• What to work on: All of the material below is to be repeated exactly.

• Stored records:
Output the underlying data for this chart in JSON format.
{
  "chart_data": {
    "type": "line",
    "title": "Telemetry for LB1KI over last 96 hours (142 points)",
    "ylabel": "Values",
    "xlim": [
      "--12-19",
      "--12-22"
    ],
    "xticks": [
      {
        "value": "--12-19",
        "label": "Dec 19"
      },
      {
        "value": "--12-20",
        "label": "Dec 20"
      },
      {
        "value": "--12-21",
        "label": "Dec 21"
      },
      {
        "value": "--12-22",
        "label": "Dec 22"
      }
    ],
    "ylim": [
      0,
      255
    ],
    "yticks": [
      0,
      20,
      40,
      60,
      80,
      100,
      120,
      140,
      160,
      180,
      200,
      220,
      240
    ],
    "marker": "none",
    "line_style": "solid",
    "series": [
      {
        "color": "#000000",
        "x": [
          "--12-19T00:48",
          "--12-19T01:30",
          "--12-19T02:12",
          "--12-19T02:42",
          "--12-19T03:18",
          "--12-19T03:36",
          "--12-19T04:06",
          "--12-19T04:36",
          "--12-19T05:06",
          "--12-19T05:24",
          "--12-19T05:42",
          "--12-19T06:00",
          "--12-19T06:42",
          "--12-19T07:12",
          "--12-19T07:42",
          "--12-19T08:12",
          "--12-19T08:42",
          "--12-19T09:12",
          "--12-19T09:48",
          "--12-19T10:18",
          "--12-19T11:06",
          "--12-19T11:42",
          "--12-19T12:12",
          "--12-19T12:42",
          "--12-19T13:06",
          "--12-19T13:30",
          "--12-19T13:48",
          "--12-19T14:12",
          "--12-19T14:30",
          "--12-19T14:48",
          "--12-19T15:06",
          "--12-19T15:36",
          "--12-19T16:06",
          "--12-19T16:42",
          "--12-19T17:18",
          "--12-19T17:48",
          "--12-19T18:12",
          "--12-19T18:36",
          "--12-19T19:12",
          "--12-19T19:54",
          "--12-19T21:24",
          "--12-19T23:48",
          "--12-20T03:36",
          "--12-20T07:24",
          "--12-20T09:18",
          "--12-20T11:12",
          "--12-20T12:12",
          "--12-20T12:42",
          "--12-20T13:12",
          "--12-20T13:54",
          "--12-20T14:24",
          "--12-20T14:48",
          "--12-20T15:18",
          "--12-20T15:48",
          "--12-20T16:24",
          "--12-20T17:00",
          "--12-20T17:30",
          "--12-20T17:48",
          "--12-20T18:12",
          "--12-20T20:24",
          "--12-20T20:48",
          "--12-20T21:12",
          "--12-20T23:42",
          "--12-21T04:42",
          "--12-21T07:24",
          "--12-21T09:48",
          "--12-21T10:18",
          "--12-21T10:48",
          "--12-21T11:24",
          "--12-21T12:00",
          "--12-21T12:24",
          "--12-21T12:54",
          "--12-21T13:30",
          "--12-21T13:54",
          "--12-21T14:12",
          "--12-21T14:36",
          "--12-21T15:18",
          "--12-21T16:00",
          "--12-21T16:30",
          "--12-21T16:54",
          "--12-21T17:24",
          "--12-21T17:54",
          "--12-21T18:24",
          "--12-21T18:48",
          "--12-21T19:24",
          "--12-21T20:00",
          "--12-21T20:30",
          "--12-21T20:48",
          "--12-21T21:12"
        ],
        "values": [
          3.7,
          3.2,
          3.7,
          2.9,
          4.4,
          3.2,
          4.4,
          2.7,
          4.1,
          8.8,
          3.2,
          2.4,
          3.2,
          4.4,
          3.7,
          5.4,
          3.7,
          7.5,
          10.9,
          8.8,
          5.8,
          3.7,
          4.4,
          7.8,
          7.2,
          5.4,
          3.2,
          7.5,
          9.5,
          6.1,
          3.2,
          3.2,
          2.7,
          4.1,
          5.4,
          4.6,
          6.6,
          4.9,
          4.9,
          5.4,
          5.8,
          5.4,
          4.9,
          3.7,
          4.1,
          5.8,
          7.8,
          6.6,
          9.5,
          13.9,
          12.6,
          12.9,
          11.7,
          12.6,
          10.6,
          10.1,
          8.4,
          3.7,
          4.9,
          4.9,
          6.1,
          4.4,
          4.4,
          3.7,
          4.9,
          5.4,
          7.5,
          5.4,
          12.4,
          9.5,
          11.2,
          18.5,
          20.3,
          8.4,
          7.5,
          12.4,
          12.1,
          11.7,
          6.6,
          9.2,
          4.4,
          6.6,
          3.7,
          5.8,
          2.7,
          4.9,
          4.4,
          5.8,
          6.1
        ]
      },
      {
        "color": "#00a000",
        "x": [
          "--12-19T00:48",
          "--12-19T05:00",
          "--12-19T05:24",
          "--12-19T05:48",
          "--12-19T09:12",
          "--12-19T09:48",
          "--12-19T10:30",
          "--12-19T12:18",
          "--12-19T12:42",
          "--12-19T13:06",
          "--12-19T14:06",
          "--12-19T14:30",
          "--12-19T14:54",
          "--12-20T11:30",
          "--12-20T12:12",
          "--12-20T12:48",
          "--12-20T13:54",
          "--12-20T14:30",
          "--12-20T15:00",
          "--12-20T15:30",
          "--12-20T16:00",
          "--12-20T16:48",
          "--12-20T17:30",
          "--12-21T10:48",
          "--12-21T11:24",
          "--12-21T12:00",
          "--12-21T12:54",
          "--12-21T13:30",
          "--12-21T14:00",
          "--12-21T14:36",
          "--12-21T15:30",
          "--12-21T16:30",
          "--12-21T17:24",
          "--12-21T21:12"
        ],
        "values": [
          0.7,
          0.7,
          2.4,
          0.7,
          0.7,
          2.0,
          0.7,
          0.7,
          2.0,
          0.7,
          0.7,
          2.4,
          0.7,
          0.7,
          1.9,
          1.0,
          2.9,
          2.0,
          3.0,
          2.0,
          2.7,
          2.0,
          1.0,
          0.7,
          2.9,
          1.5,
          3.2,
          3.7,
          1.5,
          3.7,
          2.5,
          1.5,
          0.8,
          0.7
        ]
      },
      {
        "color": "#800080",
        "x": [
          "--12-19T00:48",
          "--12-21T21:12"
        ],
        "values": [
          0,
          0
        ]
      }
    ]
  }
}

• Expected answer:
Output the underlying data for this chart in JSON format.
{
  "chart_data": {
    "type": "line",
    "title": "Telemetry for LB1KI over last 96 hours (142 points)",
    "ylabel": "Values",
    "xlim": [
      "--12-19",
      "--12-22"
    ],
    "xticks": [
      {
        "value": "--12-19",
        "label": "Dec 19"
      },
      {
        "value": "--12-20",
        "label": "Dec 20"
      },
      {
        "value": "--12-21",
        "label": "Dec 21"
      },
      {
        "value": "--12-22",
        "label": "Dec 22"
      }
    ],
    "ylim": [
      0,
      255
    ],
    "yticks": [
      0,
      20,
      40,
      60,
      80,
      100,
      120,
      140,
      160,
      180,
      200,
      220,
      240
    ],
    "marker": "none",
    "line_style": "solid",
    "series": [
      {
        "color": "#000000",
        "x": [
          "--12-19T00:48",
          "--12-19T01:30",
          "--12-19T02:12",
          "--12-19T02:42",
          "--12-19T03:18",
          "--12-19T03:36",
          "--12-19T04:06",
          "--12-19T04:36",
          "--12-19T05:06",
          "--12-19T05:24",
          "--12-19T05:42",
          "--12-19T06:00",
          "--12-19T06:42",
          "--12-19T07:12",
          "--12-19T07:42",
          "--12-19T08:12",
          "--12-19T08:42",
          "--12-19T09:12",
          "--12-19T09:48",
          "--12-19T10:18",
          "--12-19T11:06",
          "--12-19T11:42",
          "--12-19T12:12",
          "--12-19T12:42",
          "--12-19T13:06",
          "--12-19T13:30",
          "--12-19T13:48",
          "--12-19T14:12",
          "--12-19T14:30",
          "--12-19T14:48",
          "--12-19T15:06",
          "--12-19T15:36",
          "--12-19T16:06",
          "--12-19T16:42",
          "--12-19T17:18",
          "--12-19T17:48",
          "--12-19T18:12",
          "--12-19T18:36",
          "--12-19T19:12",
          "--12-19T19:54",
          "--12-19T21:24",
          "--12-19T23:48",
          "--12-20T03:36",
          "--12-20T07:24",
          "--12-20T09:18",
          "--12-20T11:12",
          "--12-20T12:12",
          "--12-20T12:42",
          "--12-20T13:12",
          "--12-20T13:54",
          "--12-20T14:24",
          "--12-20T14:48",
          "--12-20T15:18",
          "--12-20T15:48",
          "--12-20T16:24",
          "--12-20T17:00",
          "--12-20T17:30",
          "--12-20T17:48",
          "--12-20T18:12",
          "--12-20T20:24",
          "--12-20T20:48",
          "--12-20T21:12",
          "--12-20T23:42",
          "--12-21T04:42",
          "--12-21T07:24",
          "--12-21T09:48",
          "--12-21T10:18",
          "--12-21T10:48",
          "--12-21T11:24",
          "--12-21T12:00",
          "--12-21T12:24",
          "--12-21T12:54",
          "--12-21T13:30",
          "--12-21T13:54",
          "--12-21T14:12",
          "--12-21T14:36",
          "--12-21T15:18",
          "--12-21T16:00",
          "--12-21T16:30",
          "--12-21T16:54",
          "--12-21T17:24",
          "--12-21T17:54",
          "--12-21T18:24",
          "--12-21T18:48",
          "--12-21T19:24",
          "--12-21T20:00",
          "--12-21T20:30",
          "--12-21T20:48",
          "--12-21T21:12"
        ],
        "values": [
          3.7,
          3.2,
          3.7,
          2.9,
          4.4,
          3.2,
          4.4,
          2.7,
          4.1,
          8.8,
          3.2,
          2.4,
          3.2,
          4.4,
          3.7,
          5.4,
          3.7,
          7.5,
          10.9,
          8.8,
          5.8,
          3.7,
          4.4,
          7.8,
          7.2,
          5.4,
          3.2,
          7.5,
          9.5,
          6.1,
          3.2,
          3.2,
          2.7,
          4.1,
          5.4,
          4.6,
          6.6,
          4.9,
          4.9,
          5.4,
          5.8,
          5.4,
          4.9,
          3.7,
          4.1,
          5.8,
          7.8,
          6.6,
          9.5,
          13.9,
          12.6,
          12.9,
          11.7,
          12.6,
          10.6,
          10.1,
          8.4,
          3.7,
          4.9,
          4.9,
          6.1,
          4.4,
          4.4,
          3.7,
          4.9,
          5.4,
          7.5,
          5.4,
          12.4,
          9.5,
          11.2,
          18.5,
          20.3,
          8.4,
          7.5,
          12.4,
          12.1,
          11.7,
          6.6,
          9.2,
          4.4,
          6.6,
          3.7,
          5.8,
          2.7,
          4.9,
          4.4,
          5.8,
          6.1
        ]
      },
      {
        "color": "#00a000",
        "x": [
          "--12-19T00:48",
          "--12-19T05:00",
          "--12-19T05:24",
          "--12-19T05:48",
          "--12-19T09:12",
          "--12-19T09:48",
          "--12-19T10:30",
          "--12-19T12:18",
          "--12-19T12:42",
          "--12-19T13:06",
          "--12-19T14:06",
          "--12-19T14:30",
          "--12-19T14:54",
          "--12-20T11:30",
          "--12-20T12:12",
          "--12-20T12:48",
          "--12-20T13:54",
          "--12-20T14:30",
          "--12-20T15:00",
          "--12-20T15:30",
          "--12-20T16:00",
          "--12-20T16:48",
          "--12-20T17:30",
          "--12-21T10:48",
          "--12-21T11:24",
          "--12-21T12:00",
          "--12-21T12:54",
          "--12-21T13:30",
          "--12-21T14:00",
          "--12-21T14:36",
          "--12-21T15:30",
          "--12-21T16:30",
          "--12-21T17:24",
          "--12-21T21:12"
        ],
        "values": [
          0.7,
          0.7,
          2.4,
          0.7,
          0.7,
          2.0,
          0.7,
          0.7,
          2.0,
          0.7,
          0.7,
          2.4,
          0.7,
          0.7,
          1.9,
          1.0,
          2.9,
          2.0,
          3.0,
          2.0,
          2.7,
          2.0,
          1.0,
          0.7,
          2.9,
          1.5,
          3.2,
          3.7,
          1.5,
          3.7,
          2.5,
          1.5,
          0.8,
          0.7
        ]
      },
      {
        "color": "#800080",
        "x": [
          "--12-19T00:48",
          "--12-21T21:12"
        ],
        "values": [
          0,
          0
        ]
      }
    ]
  }
}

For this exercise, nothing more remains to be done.